Exercise description: Type out all the records word for word. Any pictures are to be left out.

Records provided:
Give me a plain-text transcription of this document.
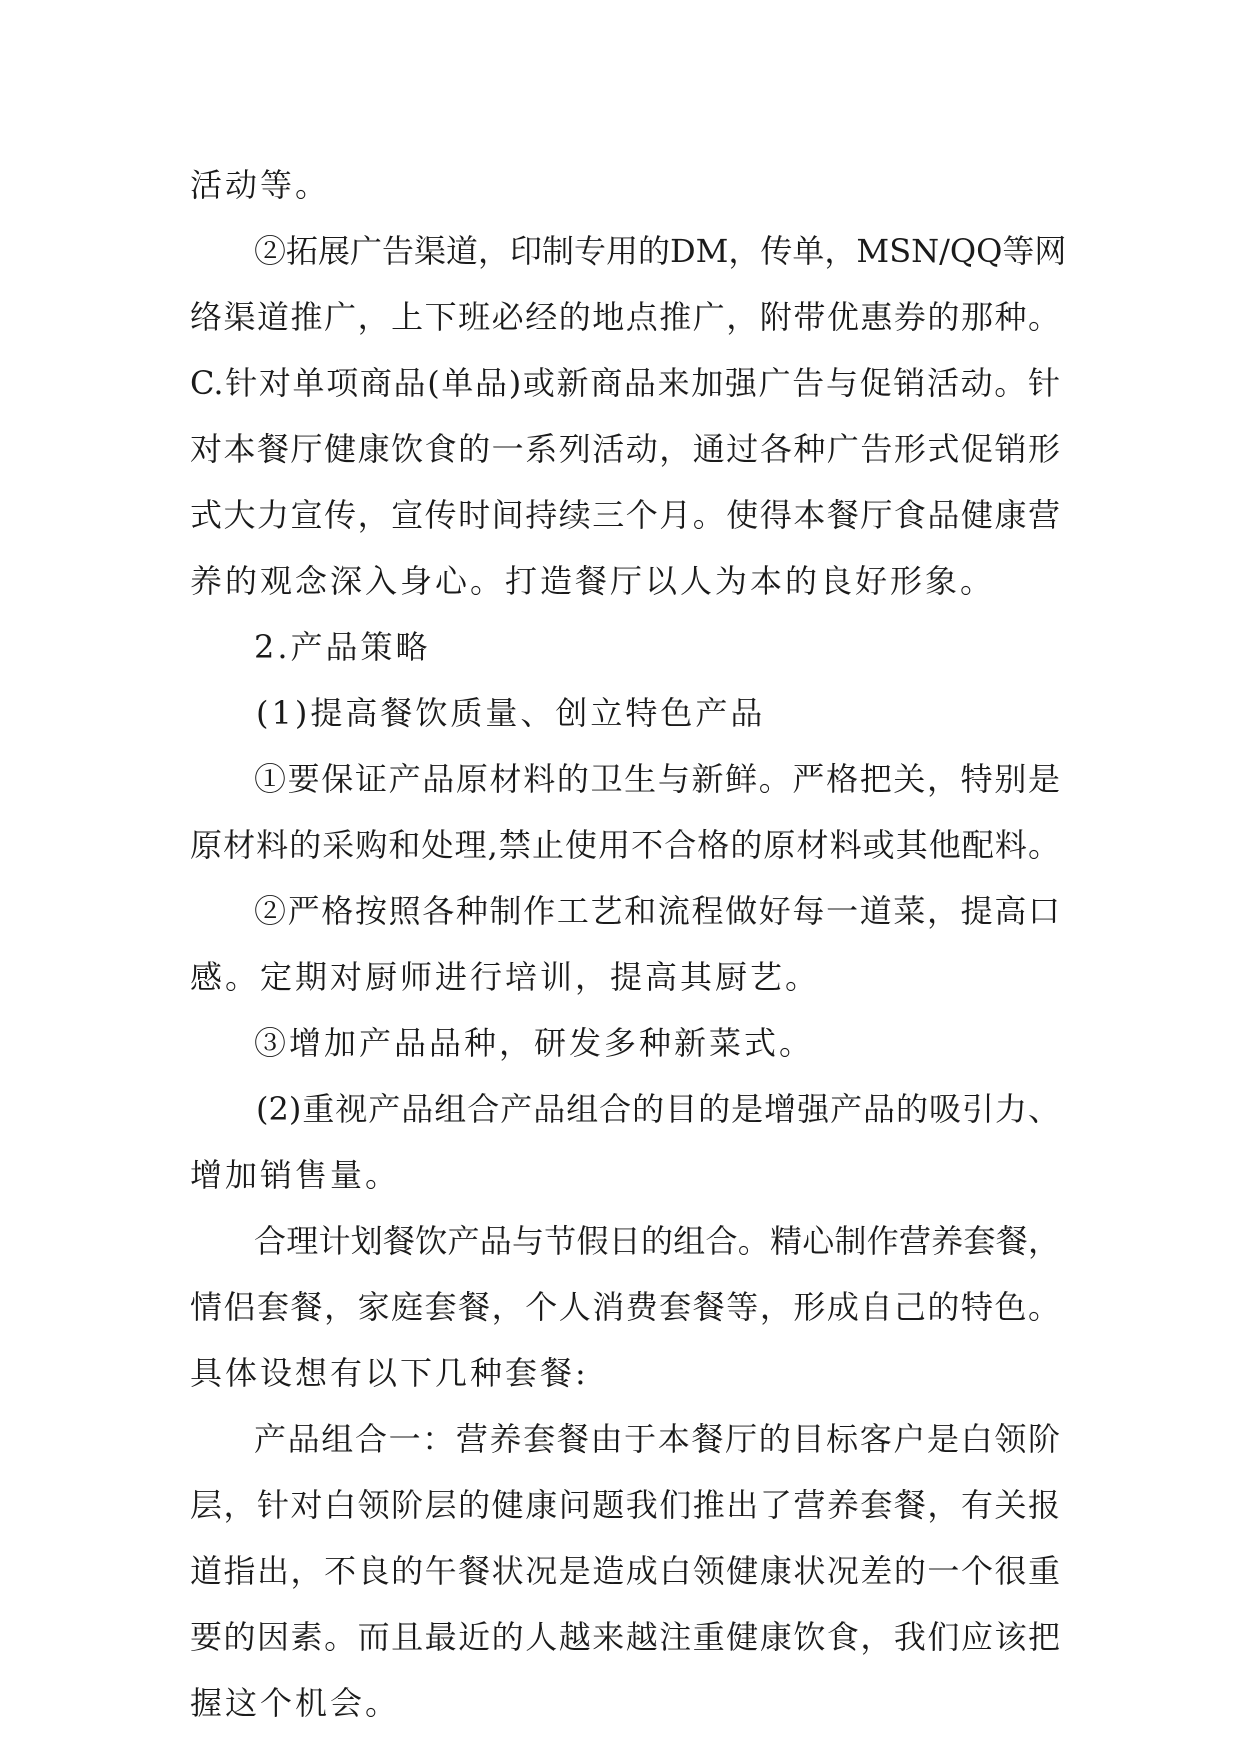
活动等。
②拓展广告渠道，印制专用的DM，传单，MSN/QQ等网
络渠道推广，上下班必经的地点推广，附带优惠券的那种。
C.针对单项商品(单品)或新商品来加强广告与促销活动。针
对本餐厅健康饮食的一系列活动，通过各种广告形式促销形
式大力宣传，宣传时间持续三个月。使得本餐厅食品健康营
养的观念深入身心。打造餐厅以人为本的良好形象。
2.产品策略
(1)提高餐饮质量、创立特色产品
①要保证产品原材料的卫生与新鲜。严格把关，特别是
原材料的采购和处理,禁止使用不合格的原材料或其他配料。
②严格按照各种制作工艺和流程做好每一道菜，提高口
感。定期对厨师进行培训，提高其厨艺。
③增加产品品种，研发多种新菜式。
(2)重视产品组合产品组合的目的是增强产品的吸引力、
增加销售量。
合理计划餐饮产品与节假日的组合。精心制作营养套餐，
情侣套餐，家庭套餐，个人消费套餐等，形成自己的特色。
具体设想有以下几种套餐:
产品组合一：营养套餐由于本餐厅的目标客户是白领阶
层，针对白领阶层的健康问题我们推出了营养套餐，有关报
道指出，不良的午餐状况是造成白领健康状况差的一个很重
要的因素。而且最近的人越来越注重健康饮食，我们应该把
握这个机会。
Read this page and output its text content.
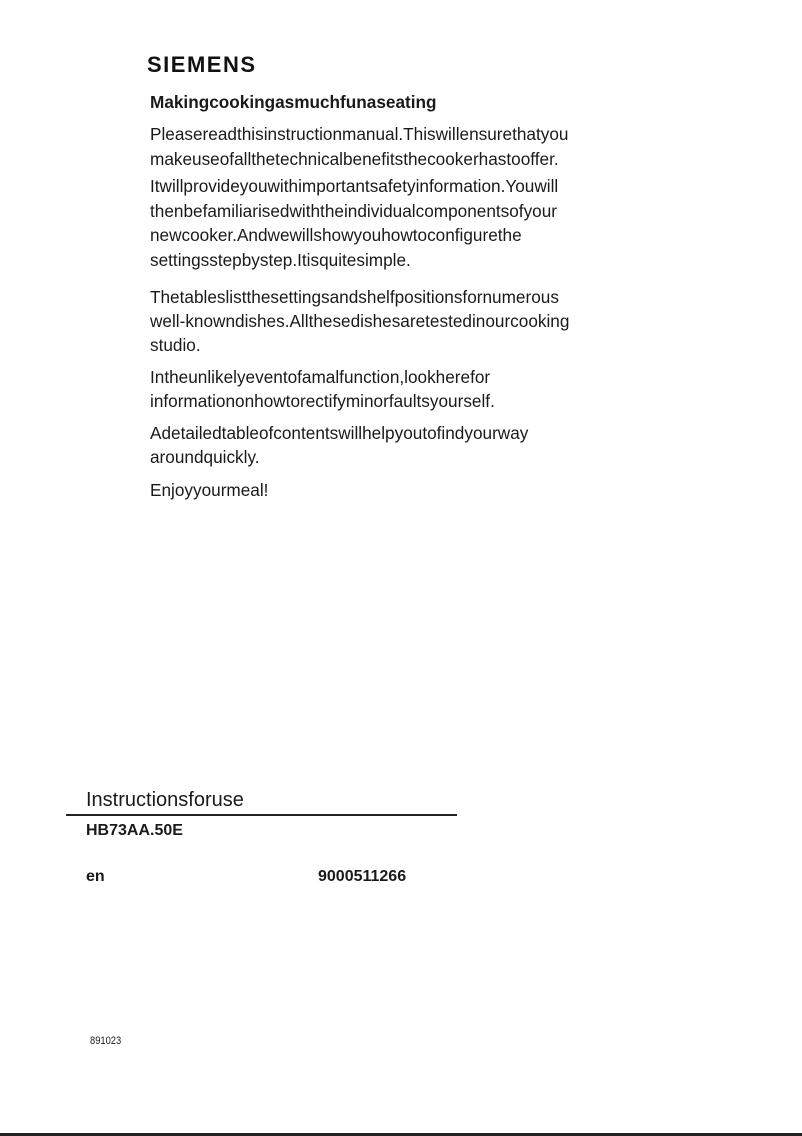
SIEMENS
Makingcookingasmuchfunaseating
Pleasereadthisinstructionmanual.Thiswillensurethatyou
makeuseofallthetechnicalbenefitsthecookerhastooffer.
Itwillprovideyouwithimportantsafetyinformation.Youwill
thenbefamiliarisedwiththeindividualcomponentsofyour
newcooker.Andwewillshowyouhowtoconfigurethe
settingsstepbystep.Itisquitesimple.
Thetableslistthesettingsandshelfpositionsfornumerous
well-knowndishes.Allthesedishesaretestedinourcooking
studio.
Intheunlikelyeventofamalfunction,lookherefor
informationonhowtorectifyminorfaultsyourself.
Adetailedtableofcontentswillhelpyoutofindyourway
aroundquickly.
Enjoyyourmeal!
Instructionsforuse
HB73AA.50E
en	9000511266
891023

Complete output:
Give me a plain-text transcription of this document.
活动等。
②拓展广告渠道，印制专用的DM，传单，MSN/QQ等网
络渠道推广，上下班必经的地点推广，附带优惠券的那种。
C.针对单项商品(单品)或新商品来加强广告与促销活动。针
对本餐厅健康饮食的一系列活动，通过各种广告形式促销形
式大力宣传，宣传时间持续三个月。使得本餐厅食品健康营
养的观念深入身心。打造餐厅以人为本的良好形象。
2.产品策略
(1)提高餐饮质量、创立特色产品
①要保证产品原材料的卫生与新鲜。严格把关，特别是
原材料的采购和处理,禁止使用不合格的原材料或其他配料。
②严格按照各种制作工艺和流程做好每一道菜，提高口
感。定期对厨师进行培训，提高其厨艺。
③增加产品品种，研发多种新菜式。
(2)重视产品组合产品组合的目的是增强产品的吸引力、
增加销售量。
合理计划餐饮产品与节假日的组合。精心制作营养套餐，
情侣套餐，家庭套餐，个人消费套餐等，形成自己的特色。
具体设想有以下几种套餐:
产品组合一：营养套餐由于本餐厅的目标客户是白领阶
层，针对白领阶层的健康问题我们推出了营养套餐，有关报
道指出，不良的午餐状况是造成白领健康状况差的一个很重
要的因素。而且最近的人越来越注重健康饮食，我们应该把
握这个机会。
Read this page and output its text content.
SIEMENS
Makingcookingasmuchfunaseating
Pleasereadthisinstructionmanual.Thiswillensurethatyou
makeuseofallthetechnicalbenefitsthecookerhastooffer.
Itwillprovideyouwithimportantsafetyinformation.Youwill
thenbefamiliarisedwiththeindividualcomponentsofyour
newcooker.Andwewillshowyouhowtoconfigurethe
settingsstepbystep.Itisquitesimple.
Thetableslistthesettingsandshelfpositionsfornumerous
well-knowndishes.Allthesedishesaretestedinourcooking
studio.
Intheunlikelyeventofamalfunction,lookherefor
informationonhowtorectifyminorfaultsyourself.
Adetailedtableofcontentswillhelpyoutofindyourway
aroundquickly.
Enjoyyourmeal!
Instructionsforuse
HB73AA.50E
en	9000511266
891023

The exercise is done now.